**COMPLETE THE FOLLOWING**
- a) Condense the paragraph of the cortex text beginning "Association areas are not a single uniform region" into a short list that keeps its main facts.
- b) Duplicate the part of the cortex text below that starts at "The balance of" and ends at "thought and language.".

**TEXT SECTION**
######
The balance of these areas is telling. In the human brain, the sensory and motor areas together occupy only a modest fraction of the cortex; the great majority is association cortex. It is this expansion of integrative tissue, more than any single specialised area, that most distinguishes the human cortex and underlies its capacity for abstract thought and language.
Association areas are not a single uniform region but several. The prefrontal association cortex at the front supports planning, judgement, and self-control; the parietal-temporal-occipital association cortex, where those three lobes meet, binds together vision, hearing, and touch into a unified perception of the world; and the association cortex of the temporal lobe helps with recognising objects and faces and with attaching meaning to what is perceived. Between them these regions turn raw sensation and simple movement into the rich, flexible behaviour of a thinking animal.
######
**DATA SHOWN**
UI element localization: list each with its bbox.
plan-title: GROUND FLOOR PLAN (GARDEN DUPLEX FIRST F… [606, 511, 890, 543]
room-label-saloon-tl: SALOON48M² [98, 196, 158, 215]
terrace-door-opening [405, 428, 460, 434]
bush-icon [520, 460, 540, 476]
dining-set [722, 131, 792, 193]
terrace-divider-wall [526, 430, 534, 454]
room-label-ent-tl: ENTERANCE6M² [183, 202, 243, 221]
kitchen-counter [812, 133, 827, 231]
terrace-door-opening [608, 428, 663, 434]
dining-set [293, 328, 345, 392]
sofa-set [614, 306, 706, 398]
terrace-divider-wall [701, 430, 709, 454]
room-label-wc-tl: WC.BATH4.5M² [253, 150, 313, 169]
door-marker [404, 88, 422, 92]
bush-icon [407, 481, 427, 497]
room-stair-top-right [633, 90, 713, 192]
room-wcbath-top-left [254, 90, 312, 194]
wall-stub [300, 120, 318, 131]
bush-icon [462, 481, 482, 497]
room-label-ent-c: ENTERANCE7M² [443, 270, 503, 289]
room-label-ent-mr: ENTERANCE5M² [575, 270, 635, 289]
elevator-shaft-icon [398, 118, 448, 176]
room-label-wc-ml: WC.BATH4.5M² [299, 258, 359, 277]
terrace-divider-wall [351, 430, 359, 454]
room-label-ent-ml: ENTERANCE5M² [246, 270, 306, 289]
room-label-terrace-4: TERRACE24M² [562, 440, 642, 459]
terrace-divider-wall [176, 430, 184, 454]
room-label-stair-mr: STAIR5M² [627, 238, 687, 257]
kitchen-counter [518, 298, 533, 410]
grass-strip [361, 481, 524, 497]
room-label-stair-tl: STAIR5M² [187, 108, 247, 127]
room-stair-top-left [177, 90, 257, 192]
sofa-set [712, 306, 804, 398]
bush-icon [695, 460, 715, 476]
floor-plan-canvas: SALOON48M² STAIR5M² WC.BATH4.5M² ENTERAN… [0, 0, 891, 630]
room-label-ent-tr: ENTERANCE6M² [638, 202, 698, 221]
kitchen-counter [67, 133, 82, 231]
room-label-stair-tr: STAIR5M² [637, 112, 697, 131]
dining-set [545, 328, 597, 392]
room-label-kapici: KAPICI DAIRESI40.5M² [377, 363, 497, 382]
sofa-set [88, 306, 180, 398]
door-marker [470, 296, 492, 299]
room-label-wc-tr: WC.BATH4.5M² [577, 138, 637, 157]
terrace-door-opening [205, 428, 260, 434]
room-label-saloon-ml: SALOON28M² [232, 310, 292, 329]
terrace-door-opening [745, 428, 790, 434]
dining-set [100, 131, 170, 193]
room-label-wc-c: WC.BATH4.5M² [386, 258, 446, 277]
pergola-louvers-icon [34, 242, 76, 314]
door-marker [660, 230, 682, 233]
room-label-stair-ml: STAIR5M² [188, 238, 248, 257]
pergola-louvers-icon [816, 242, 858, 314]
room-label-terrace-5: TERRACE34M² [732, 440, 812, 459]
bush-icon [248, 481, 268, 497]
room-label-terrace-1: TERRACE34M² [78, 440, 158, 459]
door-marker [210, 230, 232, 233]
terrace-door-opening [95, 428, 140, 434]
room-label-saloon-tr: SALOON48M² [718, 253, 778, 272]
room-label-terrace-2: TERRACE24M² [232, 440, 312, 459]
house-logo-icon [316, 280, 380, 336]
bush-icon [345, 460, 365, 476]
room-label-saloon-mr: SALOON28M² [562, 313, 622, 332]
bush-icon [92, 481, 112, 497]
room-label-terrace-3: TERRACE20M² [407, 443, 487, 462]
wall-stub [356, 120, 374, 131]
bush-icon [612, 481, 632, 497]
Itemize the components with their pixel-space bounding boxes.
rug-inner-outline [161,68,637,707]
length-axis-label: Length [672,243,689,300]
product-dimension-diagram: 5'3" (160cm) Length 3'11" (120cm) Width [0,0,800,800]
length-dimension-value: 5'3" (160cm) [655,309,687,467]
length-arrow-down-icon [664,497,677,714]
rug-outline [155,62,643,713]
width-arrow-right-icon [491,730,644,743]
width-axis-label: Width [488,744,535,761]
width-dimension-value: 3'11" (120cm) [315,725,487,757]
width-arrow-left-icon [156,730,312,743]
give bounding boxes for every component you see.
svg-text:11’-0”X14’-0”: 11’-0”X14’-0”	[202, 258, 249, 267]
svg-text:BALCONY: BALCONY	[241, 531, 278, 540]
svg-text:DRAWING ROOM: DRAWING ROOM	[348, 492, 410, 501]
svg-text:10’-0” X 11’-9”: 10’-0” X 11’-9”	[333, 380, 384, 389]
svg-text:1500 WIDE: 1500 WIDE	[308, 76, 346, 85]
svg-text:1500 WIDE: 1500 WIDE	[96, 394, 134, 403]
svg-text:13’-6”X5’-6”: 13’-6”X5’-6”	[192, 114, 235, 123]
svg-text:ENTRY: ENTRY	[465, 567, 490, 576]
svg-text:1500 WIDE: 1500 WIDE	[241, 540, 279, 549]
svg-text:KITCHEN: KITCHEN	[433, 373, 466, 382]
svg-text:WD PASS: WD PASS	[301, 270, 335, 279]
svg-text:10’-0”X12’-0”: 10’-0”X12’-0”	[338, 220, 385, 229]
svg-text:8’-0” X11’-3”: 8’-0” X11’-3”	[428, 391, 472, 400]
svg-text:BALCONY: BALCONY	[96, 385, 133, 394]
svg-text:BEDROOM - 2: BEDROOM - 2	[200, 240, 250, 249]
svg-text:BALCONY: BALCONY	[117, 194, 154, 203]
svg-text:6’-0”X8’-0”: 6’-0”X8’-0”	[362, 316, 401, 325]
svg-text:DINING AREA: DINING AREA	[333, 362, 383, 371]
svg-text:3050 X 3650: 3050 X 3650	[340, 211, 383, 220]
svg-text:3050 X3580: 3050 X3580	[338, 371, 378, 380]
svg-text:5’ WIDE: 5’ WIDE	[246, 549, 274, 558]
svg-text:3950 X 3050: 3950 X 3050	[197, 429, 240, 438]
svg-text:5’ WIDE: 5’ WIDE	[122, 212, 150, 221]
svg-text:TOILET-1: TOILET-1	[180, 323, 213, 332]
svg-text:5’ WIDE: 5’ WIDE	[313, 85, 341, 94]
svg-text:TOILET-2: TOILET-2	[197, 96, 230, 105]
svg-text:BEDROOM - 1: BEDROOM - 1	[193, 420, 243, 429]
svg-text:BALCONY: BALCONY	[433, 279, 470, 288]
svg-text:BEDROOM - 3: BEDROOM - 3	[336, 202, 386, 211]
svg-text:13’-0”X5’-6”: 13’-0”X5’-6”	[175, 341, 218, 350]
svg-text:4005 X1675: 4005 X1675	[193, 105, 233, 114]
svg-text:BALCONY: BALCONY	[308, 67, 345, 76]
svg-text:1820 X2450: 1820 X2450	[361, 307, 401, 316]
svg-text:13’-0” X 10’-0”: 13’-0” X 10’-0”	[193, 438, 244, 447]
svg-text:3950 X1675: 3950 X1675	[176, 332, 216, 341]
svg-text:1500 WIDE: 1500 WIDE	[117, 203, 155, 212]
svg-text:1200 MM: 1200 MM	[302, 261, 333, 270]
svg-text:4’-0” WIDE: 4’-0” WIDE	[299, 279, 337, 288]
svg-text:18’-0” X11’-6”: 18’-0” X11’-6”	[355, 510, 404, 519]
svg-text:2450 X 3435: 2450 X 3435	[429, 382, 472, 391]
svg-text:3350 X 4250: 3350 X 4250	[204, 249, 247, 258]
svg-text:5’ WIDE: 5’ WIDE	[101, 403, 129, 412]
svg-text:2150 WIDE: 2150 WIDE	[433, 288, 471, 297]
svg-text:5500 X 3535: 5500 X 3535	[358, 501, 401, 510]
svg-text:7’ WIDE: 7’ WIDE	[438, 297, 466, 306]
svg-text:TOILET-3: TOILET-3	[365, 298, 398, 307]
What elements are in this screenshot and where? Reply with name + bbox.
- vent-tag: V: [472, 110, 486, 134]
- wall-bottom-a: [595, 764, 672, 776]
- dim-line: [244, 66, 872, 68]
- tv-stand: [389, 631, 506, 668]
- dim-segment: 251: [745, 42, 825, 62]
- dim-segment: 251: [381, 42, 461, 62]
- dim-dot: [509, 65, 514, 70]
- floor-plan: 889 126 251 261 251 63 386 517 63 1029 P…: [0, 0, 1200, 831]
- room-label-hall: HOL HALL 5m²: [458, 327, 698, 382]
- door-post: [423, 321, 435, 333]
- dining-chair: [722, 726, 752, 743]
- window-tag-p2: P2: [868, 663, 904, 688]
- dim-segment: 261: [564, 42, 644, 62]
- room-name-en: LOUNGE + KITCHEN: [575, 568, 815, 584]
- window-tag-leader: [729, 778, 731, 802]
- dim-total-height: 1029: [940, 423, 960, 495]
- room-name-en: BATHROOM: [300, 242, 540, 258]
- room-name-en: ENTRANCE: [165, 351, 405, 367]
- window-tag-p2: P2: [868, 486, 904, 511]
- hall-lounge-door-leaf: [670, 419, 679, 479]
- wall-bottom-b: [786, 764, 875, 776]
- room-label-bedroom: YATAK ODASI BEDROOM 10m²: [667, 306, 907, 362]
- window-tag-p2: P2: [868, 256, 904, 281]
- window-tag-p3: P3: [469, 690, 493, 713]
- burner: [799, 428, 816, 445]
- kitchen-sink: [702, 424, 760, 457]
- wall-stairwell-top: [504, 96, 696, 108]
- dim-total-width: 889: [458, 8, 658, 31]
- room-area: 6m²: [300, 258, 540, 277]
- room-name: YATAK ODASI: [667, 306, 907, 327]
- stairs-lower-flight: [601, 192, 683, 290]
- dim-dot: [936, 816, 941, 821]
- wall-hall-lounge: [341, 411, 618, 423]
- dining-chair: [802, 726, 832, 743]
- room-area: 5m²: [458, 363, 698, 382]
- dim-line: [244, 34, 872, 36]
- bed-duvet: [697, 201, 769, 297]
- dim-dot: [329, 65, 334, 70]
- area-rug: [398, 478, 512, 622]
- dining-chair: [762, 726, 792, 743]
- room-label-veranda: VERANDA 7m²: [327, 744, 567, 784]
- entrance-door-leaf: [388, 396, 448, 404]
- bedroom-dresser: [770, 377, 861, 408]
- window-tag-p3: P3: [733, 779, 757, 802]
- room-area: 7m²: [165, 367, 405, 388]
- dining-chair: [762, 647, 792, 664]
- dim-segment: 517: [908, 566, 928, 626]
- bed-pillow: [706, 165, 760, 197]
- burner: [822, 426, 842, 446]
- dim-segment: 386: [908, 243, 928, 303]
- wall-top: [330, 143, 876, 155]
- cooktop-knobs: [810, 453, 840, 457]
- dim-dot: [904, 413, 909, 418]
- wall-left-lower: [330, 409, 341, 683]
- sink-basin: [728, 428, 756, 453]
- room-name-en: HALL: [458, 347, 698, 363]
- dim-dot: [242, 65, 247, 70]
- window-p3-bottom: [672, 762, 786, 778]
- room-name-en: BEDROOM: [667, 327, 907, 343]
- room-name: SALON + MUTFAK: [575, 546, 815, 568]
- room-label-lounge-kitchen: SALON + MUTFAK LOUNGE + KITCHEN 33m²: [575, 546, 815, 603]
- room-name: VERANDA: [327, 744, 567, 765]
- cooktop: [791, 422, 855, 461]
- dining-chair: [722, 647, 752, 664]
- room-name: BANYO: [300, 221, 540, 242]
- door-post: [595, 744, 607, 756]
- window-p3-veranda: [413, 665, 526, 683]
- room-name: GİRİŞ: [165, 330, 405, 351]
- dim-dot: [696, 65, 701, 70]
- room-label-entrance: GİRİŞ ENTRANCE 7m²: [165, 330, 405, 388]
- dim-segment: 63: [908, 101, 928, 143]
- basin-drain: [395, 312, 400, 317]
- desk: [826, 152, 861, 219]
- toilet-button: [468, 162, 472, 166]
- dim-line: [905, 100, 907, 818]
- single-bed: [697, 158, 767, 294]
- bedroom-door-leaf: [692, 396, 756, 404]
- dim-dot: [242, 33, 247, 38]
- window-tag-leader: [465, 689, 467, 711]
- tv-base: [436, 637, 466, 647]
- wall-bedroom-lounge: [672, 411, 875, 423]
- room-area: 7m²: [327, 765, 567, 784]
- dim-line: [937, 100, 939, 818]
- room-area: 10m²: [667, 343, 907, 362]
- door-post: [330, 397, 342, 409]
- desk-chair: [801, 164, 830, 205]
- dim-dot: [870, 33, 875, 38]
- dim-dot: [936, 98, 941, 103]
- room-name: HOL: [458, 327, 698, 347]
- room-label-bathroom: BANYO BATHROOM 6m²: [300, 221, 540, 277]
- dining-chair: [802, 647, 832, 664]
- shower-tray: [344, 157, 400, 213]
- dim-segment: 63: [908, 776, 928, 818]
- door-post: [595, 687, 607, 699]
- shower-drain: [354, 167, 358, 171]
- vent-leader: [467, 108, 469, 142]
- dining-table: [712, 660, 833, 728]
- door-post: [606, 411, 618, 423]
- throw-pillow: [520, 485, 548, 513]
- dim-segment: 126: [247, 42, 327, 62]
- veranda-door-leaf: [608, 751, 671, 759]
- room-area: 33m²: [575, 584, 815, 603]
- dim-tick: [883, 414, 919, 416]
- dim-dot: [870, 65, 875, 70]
######
**RESPONSES IN ORDER**
- a)
- Association cortex is made up of several regions, not one uniform area.
- Prefrontal association cortex (front): planning, judgment, and self-control.
- Parietal-temporal-occipital association cortex (where those three lobes meet): combines vision, hearing, and touch into a unified perception of the world.
- Temporal lobe association cortex: recognizing objects and faces and attaching meaning to what is perceived.
- Together, these regions turn raw sensation and simple movement into the rich, flexible behavior of a thinking animal.

- b)
The balance of these areas is telling. In the human brain, the sensory and motor areas together occupy only a modest fraction of the cortex; the great majority is association cortex. It is this expansion of integrative tissue, more than any single specialised area, that most distinguishes the human cortex and underlies its capacity for abstract thought and language.